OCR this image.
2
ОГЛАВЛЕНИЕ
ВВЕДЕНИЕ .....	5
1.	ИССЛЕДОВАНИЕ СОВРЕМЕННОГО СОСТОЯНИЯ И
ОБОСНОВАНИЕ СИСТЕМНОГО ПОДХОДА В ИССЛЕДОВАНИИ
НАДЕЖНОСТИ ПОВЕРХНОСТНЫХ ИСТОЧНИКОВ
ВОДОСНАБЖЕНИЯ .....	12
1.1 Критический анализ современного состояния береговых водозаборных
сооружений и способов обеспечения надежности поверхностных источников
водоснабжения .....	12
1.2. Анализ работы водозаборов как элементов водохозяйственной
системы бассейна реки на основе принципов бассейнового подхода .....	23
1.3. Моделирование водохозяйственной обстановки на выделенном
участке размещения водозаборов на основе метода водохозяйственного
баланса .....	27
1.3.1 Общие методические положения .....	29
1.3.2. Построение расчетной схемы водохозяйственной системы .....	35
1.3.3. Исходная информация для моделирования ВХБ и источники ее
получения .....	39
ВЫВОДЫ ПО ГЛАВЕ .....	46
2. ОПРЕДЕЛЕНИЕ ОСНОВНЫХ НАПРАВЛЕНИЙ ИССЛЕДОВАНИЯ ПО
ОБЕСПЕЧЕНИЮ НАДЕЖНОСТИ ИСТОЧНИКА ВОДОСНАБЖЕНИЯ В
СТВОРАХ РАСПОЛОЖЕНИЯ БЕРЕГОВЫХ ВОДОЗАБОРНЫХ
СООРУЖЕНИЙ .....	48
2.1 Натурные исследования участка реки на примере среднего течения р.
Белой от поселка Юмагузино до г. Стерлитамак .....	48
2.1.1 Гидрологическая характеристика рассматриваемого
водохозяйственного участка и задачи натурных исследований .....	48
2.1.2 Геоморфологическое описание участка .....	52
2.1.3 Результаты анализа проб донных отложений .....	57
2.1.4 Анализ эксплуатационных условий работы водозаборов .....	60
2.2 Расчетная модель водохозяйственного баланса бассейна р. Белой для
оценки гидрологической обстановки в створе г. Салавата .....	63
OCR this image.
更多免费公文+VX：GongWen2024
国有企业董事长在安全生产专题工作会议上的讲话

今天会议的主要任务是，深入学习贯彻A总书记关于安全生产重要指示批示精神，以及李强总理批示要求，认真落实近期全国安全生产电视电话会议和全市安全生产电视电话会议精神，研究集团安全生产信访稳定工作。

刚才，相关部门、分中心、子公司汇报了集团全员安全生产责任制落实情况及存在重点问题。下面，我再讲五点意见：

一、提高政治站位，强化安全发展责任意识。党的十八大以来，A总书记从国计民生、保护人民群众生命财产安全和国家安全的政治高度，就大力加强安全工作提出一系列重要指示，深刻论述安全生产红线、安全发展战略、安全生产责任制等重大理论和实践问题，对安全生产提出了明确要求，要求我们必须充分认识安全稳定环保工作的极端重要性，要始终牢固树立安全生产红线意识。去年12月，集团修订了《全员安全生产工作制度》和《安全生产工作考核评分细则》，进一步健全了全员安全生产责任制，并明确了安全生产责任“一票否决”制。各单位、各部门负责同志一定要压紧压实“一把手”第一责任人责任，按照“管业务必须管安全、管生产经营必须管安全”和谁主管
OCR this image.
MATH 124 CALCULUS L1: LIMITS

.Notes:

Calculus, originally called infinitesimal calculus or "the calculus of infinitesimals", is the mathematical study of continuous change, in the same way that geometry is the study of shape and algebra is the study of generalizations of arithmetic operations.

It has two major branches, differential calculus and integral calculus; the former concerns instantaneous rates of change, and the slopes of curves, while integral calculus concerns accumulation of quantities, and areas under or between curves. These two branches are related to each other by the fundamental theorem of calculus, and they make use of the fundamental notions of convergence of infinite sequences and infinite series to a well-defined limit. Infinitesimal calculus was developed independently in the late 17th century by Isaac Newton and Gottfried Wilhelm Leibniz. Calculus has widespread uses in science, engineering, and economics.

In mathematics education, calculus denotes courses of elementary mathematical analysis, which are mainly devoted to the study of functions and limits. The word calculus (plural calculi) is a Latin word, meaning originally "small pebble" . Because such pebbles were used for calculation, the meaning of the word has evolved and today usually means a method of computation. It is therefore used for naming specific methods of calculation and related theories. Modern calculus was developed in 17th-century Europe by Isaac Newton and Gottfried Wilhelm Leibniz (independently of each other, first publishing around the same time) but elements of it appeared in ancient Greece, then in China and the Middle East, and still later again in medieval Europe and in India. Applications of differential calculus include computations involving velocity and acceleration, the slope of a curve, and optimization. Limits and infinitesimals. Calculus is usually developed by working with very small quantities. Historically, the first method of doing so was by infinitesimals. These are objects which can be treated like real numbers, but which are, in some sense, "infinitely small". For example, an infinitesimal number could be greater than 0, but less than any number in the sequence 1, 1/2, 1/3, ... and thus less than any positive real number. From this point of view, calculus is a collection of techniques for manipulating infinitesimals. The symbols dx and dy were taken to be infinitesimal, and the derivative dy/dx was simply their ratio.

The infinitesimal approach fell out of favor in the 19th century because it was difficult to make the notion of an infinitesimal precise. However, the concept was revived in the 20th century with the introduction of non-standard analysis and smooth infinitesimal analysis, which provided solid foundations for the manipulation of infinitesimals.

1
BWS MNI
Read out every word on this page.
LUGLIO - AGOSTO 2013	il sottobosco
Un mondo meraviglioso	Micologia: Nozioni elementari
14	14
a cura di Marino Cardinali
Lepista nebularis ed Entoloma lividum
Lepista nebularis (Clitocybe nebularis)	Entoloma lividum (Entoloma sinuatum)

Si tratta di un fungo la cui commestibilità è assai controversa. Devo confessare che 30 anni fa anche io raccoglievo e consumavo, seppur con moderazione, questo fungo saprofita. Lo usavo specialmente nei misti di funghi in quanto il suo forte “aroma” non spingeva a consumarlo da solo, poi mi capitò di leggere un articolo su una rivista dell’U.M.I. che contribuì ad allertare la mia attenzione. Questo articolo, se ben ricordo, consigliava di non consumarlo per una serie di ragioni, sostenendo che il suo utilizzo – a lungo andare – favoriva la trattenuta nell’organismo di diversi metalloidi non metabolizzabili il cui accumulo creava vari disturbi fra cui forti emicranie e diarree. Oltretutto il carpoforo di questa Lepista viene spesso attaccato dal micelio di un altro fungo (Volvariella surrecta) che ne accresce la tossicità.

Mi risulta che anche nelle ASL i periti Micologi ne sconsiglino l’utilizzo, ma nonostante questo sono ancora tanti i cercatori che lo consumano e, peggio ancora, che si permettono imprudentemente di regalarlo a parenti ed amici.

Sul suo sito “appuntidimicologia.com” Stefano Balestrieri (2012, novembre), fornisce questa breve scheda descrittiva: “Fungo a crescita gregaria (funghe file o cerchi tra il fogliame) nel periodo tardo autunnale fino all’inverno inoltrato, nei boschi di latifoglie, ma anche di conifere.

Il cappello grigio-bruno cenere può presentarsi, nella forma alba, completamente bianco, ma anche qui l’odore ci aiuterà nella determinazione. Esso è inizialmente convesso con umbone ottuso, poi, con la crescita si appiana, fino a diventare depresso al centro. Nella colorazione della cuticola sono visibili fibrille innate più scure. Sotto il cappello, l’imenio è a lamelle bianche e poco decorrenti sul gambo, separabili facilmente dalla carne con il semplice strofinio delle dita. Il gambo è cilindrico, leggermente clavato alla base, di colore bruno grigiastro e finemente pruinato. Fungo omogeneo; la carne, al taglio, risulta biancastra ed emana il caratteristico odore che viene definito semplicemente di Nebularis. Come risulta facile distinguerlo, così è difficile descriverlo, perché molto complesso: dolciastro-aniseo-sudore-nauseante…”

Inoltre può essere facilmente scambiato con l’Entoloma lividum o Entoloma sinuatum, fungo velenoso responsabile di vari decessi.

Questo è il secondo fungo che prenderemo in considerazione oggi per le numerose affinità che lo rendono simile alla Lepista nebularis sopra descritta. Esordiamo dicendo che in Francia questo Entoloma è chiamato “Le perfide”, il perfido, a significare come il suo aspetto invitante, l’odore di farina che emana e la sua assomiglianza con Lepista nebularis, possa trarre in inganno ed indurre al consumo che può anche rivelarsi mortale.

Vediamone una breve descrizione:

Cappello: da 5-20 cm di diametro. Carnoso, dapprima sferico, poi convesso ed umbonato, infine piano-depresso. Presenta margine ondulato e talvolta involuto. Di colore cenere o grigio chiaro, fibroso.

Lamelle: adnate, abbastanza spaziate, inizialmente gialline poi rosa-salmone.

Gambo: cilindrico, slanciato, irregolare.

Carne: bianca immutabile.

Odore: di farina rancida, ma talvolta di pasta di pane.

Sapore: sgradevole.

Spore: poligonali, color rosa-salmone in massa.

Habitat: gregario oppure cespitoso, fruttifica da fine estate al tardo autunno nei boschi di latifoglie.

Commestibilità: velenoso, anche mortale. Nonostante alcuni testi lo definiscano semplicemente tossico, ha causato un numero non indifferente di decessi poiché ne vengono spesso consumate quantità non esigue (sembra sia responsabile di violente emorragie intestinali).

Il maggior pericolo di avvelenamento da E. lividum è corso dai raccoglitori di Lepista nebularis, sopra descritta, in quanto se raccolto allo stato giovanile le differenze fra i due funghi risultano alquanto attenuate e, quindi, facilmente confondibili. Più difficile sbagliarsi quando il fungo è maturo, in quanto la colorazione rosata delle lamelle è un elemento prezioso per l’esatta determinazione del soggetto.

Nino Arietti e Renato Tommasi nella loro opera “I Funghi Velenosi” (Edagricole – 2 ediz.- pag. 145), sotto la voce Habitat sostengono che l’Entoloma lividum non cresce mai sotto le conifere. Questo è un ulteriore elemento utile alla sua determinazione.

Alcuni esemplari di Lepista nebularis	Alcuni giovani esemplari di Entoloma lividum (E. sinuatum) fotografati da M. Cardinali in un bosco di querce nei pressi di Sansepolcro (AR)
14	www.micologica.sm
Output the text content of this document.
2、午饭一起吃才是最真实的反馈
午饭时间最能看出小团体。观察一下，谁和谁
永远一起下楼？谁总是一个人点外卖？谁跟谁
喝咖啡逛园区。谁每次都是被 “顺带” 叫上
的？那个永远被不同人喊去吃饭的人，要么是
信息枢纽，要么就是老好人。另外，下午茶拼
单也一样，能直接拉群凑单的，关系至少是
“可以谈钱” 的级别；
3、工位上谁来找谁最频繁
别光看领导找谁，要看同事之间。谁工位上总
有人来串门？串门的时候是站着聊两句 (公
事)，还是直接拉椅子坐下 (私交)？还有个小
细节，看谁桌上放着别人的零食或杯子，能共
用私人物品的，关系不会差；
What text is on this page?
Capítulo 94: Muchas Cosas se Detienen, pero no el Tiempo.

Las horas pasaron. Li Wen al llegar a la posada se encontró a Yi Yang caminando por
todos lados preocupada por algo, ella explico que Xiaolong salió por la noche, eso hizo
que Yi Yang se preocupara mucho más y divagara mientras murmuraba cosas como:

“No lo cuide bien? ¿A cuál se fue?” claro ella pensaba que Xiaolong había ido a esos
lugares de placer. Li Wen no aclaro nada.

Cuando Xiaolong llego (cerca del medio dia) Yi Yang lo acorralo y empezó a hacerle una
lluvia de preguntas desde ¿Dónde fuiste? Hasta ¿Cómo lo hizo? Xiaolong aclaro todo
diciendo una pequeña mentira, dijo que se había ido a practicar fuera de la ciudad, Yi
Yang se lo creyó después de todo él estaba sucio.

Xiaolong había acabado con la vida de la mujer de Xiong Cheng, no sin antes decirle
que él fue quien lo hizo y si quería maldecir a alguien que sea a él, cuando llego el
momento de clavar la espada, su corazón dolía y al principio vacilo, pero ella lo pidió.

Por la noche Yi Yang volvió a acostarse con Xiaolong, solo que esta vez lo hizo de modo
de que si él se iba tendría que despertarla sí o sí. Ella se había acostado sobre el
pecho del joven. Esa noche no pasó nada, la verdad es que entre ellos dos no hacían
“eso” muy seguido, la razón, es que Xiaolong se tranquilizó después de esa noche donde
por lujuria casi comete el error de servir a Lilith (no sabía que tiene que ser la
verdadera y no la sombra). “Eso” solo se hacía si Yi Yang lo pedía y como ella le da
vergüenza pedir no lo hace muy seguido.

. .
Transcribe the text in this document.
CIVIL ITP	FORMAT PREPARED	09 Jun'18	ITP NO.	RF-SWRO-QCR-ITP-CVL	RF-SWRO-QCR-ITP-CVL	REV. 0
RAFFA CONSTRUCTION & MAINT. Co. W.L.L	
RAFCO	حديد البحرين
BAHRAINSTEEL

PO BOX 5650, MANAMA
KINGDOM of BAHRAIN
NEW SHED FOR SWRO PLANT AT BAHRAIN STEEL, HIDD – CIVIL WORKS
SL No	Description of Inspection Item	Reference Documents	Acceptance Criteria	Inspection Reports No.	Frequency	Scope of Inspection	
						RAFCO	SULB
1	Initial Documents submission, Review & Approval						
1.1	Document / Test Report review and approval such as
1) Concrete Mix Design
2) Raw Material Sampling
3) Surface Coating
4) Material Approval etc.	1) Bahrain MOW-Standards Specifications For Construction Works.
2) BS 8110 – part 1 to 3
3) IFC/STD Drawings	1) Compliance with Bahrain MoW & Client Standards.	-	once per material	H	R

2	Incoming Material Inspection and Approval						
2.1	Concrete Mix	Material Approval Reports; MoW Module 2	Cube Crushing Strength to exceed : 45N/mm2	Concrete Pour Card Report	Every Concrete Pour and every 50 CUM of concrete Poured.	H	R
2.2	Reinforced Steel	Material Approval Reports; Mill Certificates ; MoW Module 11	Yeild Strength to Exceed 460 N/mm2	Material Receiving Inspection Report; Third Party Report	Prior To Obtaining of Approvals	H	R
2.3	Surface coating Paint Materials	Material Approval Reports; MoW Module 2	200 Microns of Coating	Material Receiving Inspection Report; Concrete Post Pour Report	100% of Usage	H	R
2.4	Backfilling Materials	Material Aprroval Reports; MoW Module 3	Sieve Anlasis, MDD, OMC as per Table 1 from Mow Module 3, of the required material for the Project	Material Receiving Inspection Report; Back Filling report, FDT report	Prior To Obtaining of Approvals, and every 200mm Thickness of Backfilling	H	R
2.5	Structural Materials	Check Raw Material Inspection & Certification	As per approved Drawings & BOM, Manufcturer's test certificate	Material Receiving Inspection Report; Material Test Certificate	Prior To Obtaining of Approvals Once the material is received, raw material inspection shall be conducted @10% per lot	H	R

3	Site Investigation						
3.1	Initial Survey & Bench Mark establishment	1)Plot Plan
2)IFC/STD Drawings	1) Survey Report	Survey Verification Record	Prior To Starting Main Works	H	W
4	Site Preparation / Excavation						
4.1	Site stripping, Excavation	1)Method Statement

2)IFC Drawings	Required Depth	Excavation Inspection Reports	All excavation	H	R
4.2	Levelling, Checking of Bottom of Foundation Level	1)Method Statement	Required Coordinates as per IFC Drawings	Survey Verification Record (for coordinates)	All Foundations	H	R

What you need to do> Gather each line in these records that contains the string "llego".

Response below>
Cuando Xiaolong llego (cerca del medio dia) Yi Yang lo acorralo y empezó a hacerle una
que él fue quien lo hizo y si quería maldecir a alguien que sea a él, cuando llego el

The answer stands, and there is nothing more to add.